Problem description: Check each line of the data below for the word "content", then extract the ones that have it.

[Dataset excerpt]
^^^^
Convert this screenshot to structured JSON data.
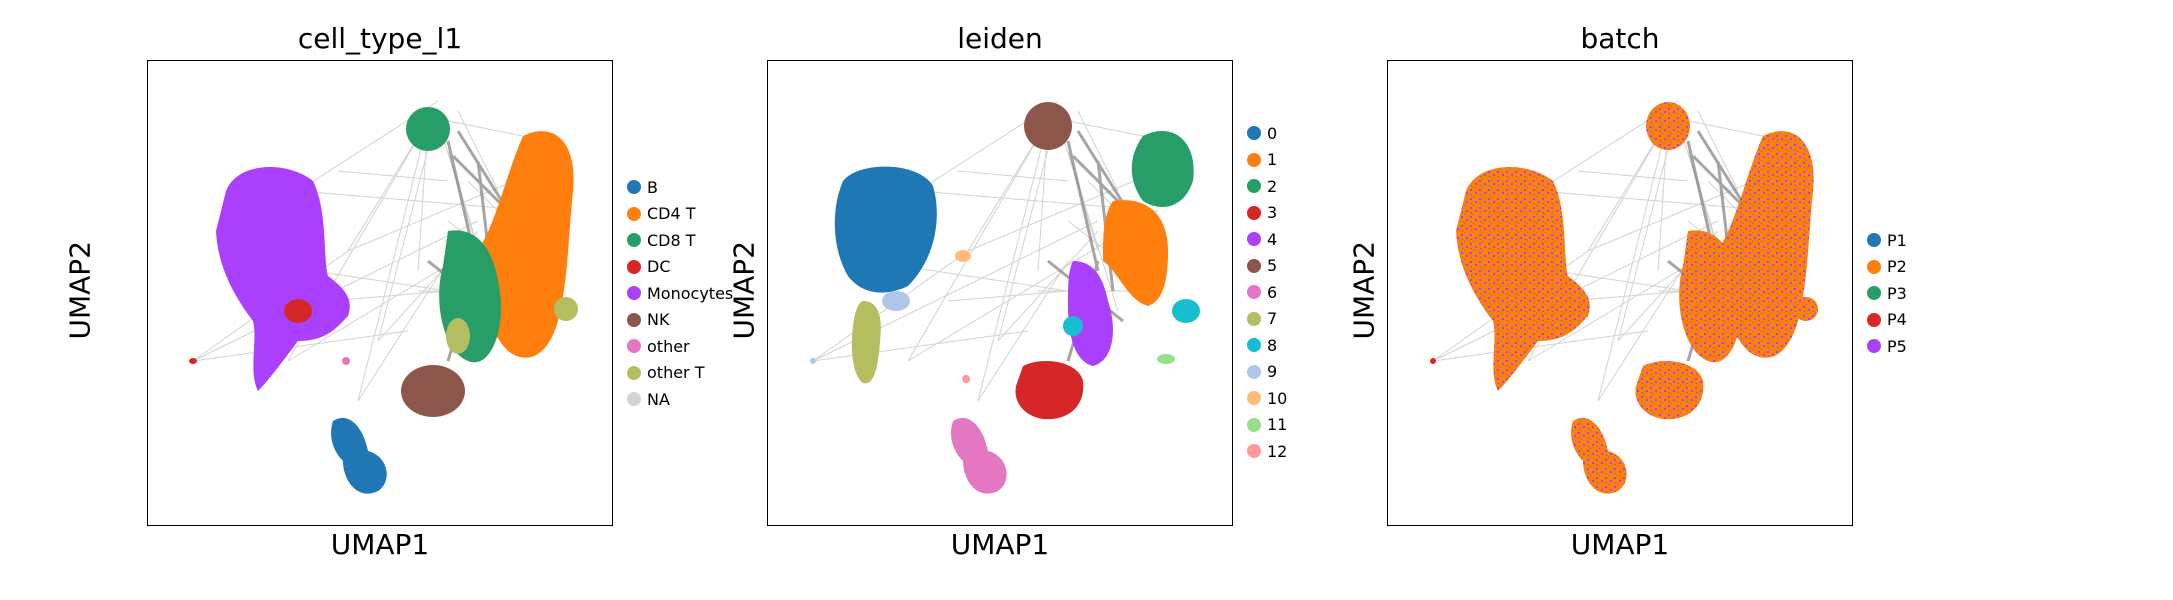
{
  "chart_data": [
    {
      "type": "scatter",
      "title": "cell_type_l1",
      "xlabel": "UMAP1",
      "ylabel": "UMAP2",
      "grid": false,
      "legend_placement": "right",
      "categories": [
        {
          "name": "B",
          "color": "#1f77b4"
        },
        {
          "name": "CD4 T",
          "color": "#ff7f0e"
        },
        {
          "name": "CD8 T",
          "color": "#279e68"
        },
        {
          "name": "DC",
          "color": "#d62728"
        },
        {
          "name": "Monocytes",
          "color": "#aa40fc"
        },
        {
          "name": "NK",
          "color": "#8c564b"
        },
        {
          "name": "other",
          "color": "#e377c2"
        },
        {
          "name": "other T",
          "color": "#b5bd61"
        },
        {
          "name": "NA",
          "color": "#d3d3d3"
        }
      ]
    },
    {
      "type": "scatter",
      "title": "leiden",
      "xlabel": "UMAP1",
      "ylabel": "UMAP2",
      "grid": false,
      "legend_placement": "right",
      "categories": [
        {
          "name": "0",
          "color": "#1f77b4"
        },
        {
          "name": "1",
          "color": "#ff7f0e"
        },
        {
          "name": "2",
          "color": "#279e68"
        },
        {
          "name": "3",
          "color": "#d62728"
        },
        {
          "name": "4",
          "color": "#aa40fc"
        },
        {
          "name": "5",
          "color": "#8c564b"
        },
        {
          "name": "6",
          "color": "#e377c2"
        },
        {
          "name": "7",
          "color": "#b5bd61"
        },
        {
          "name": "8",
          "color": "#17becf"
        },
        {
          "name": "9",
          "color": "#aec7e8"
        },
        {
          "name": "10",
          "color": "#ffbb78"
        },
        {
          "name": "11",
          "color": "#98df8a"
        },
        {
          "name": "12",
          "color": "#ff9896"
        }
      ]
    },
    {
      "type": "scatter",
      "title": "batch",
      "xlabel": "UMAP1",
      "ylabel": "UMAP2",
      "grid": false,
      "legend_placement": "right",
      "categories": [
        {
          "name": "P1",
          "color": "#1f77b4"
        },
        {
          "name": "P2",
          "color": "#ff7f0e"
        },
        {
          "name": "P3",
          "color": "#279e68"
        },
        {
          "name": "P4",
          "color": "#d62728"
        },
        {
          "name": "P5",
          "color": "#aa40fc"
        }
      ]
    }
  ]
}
^^^^
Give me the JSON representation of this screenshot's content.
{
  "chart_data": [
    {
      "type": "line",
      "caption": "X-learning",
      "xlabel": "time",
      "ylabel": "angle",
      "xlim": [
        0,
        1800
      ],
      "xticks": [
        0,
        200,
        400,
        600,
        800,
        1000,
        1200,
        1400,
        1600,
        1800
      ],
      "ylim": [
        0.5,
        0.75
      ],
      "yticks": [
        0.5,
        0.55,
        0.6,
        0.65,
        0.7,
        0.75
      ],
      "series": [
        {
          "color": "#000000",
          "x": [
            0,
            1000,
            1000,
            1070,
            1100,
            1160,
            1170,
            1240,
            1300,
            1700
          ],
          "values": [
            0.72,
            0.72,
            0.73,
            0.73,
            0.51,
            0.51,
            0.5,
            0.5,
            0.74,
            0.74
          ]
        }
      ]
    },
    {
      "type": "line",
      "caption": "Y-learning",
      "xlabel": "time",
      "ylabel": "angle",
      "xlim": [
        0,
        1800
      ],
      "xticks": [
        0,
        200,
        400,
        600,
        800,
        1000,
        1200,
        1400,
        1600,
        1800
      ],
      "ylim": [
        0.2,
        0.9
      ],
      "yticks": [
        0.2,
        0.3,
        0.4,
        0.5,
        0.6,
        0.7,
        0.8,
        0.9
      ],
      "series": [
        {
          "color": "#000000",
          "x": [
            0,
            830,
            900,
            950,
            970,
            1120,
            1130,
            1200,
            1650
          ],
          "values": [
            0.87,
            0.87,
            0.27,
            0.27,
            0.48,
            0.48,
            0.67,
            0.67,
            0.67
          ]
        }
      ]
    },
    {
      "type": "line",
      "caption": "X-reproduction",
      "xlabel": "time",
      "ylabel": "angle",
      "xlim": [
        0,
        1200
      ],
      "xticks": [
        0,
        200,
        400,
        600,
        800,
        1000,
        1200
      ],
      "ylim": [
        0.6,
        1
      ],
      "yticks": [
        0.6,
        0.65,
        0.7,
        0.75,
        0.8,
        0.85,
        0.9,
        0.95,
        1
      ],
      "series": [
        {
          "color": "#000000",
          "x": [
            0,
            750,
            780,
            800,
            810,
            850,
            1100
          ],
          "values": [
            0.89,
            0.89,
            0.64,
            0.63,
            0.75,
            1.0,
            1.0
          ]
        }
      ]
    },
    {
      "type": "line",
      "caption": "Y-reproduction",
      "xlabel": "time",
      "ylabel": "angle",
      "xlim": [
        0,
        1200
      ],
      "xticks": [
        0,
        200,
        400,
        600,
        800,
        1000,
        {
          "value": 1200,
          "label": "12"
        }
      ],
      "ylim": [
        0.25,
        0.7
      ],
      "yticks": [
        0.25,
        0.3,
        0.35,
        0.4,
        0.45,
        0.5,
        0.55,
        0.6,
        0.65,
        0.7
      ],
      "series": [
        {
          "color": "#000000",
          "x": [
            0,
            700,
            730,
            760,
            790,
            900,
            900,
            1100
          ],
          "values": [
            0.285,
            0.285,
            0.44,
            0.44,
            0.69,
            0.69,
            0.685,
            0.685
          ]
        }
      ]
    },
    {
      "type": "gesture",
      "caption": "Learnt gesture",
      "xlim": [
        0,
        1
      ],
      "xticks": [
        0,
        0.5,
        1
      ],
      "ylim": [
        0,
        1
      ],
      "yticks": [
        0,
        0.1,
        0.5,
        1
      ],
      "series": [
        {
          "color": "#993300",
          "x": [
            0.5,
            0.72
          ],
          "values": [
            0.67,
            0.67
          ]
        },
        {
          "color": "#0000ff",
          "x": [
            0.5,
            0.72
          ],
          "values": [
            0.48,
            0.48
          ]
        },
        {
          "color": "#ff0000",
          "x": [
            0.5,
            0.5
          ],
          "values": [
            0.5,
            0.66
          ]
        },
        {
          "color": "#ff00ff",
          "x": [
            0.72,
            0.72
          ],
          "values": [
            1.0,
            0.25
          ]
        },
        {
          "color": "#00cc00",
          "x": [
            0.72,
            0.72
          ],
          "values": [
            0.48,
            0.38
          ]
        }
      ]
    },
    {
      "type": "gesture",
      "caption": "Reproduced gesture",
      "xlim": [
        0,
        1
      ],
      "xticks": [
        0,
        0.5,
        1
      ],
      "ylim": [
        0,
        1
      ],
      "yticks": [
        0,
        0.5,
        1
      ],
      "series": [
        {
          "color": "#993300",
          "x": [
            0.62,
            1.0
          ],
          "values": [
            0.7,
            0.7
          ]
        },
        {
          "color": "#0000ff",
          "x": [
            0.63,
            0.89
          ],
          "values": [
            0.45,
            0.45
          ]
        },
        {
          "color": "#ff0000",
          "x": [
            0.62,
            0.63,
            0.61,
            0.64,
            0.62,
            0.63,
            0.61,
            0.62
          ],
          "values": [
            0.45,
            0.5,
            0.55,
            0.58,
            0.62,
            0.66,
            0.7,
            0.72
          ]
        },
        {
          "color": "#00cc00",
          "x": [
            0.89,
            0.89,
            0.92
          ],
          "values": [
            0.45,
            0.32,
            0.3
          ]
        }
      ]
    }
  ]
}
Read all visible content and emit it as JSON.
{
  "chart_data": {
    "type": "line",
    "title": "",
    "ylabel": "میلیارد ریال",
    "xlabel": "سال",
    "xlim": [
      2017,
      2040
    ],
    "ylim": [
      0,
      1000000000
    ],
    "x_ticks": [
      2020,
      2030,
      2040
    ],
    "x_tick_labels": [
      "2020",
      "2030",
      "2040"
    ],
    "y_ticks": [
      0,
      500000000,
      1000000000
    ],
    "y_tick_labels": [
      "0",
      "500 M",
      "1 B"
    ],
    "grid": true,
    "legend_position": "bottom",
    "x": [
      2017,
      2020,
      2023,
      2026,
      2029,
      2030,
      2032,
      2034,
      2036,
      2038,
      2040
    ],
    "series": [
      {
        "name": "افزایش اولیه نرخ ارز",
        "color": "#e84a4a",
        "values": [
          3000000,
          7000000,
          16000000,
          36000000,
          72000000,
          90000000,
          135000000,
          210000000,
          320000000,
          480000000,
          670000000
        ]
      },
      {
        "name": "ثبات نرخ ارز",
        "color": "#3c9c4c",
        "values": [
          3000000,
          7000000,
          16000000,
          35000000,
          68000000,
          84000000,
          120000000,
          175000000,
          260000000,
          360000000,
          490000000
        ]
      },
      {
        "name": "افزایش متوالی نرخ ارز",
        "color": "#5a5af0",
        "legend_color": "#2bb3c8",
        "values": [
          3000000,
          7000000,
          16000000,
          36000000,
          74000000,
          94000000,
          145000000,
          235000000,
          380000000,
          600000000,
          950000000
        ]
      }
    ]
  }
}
^^^^
Answer below:
Give me the JSON representation of this screenshot's content.
Read all visible content and emit it as JSON.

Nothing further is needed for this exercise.